Figure collection entries

——

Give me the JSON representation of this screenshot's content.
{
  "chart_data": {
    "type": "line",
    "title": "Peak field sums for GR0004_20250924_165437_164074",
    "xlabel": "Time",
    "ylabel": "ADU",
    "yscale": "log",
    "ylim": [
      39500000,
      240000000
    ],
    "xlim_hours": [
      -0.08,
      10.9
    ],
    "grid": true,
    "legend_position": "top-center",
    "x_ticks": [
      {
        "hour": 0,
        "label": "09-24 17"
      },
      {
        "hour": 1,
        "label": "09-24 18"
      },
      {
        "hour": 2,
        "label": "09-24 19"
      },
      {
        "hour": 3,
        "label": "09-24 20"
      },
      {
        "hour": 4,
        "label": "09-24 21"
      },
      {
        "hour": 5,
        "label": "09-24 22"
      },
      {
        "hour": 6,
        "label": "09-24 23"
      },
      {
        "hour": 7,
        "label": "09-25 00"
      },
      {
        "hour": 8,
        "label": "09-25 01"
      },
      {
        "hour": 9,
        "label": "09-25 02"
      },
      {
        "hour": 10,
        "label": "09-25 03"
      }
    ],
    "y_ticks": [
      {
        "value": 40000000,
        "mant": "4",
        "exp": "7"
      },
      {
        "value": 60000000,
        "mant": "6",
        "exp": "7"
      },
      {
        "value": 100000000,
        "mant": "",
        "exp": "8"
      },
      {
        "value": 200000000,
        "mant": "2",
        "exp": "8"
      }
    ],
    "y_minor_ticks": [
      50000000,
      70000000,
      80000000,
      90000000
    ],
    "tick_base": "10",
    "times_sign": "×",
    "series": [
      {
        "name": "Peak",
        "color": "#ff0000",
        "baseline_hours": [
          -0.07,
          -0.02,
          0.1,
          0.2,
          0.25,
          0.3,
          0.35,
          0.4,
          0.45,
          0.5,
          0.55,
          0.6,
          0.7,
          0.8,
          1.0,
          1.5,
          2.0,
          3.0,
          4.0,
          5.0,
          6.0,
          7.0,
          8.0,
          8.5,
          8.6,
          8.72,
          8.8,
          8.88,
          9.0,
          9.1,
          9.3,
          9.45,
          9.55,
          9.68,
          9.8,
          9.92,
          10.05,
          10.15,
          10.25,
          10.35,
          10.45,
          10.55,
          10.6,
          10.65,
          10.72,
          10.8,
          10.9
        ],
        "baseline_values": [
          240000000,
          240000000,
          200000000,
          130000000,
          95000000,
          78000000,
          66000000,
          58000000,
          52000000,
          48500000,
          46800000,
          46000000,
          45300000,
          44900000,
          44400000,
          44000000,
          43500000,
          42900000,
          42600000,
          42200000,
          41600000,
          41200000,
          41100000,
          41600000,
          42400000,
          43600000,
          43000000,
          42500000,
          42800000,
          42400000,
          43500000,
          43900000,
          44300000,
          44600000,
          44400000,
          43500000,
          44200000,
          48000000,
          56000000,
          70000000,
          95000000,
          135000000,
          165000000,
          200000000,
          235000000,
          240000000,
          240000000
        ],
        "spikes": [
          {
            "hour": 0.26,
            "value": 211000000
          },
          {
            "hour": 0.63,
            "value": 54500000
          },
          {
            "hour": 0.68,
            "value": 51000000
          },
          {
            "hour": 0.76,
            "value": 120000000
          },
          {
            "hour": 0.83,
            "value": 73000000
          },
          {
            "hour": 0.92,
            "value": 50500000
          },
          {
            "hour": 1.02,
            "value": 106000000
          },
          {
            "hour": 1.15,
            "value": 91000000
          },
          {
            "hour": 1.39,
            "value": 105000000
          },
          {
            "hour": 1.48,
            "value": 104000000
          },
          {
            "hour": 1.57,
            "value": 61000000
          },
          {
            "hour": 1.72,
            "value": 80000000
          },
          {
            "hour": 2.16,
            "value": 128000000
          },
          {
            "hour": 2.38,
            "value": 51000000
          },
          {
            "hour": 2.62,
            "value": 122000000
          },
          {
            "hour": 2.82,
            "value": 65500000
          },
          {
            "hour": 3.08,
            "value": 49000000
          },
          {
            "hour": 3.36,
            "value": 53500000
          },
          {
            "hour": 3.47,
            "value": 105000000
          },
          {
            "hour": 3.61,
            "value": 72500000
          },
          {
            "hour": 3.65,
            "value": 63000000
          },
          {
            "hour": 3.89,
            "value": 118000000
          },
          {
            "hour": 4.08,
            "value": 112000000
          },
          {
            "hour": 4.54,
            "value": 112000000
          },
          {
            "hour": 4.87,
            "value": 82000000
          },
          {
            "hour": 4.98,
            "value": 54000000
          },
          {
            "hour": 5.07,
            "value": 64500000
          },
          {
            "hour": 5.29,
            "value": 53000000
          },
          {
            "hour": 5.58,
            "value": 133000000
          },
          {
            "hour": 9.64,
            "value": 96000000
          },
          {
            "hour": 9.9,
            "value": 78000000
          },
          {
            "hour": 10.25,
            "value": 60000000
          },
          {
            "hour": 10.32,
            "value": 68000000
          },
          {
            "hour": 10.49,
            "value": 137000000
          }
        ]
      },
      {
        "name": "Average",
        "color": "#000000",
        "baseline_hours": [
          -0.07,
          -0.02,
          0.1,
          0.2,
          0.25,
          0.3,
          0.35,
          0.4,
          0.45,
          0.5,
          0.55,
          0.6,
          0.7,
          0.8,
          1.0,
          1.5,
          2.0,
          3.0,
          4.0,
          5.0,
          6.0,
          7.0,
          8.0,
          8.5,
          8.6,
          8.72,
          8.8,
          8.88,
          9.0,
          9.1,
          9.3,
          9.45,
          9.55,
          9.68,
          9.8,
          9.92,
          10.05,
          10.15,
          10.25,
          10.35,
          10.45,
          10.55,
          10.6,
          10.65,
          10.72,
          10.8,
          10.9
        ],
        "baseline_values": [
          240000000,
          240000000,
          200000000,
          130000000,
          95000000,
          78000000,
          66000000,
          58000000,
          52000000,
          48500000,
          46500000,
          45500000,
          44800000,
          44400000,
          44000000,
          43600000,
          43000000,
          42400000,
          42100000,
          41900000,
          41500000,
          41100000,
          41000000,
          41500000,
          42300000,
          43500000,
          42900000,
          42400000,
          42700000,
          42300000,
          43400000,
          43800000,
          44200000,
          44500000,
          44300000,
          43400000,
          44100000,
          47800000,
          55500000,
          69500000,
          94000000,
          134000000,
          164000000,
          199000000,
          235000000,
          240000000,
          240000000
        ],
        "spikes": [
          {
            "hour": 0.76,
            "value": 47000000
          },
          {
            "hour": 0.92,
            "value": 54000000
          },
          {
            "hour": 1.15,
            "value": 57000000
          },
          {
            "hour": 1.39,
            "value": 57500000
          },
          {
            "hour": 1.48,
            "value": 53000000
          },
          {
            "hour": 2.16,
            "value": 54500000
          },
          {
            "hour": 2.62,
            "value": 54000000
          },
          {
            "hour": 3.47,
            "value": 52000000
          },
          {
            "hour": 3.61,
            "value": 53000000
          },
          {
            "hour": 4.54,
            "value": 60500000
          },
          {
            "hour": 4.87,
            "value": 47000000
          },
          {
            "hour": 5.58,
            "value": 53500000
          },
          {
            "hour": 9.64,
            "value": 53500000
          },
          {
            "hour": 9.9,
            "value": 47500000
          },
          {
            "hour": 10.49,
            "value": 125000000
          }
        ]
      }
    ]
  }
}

——

Of the lines above, copy each that contains "Peak".

RIGHT ANSWER:
    "title": "Peak field sums for GR0004_20250924_165437_164074",
        "name": "Peak",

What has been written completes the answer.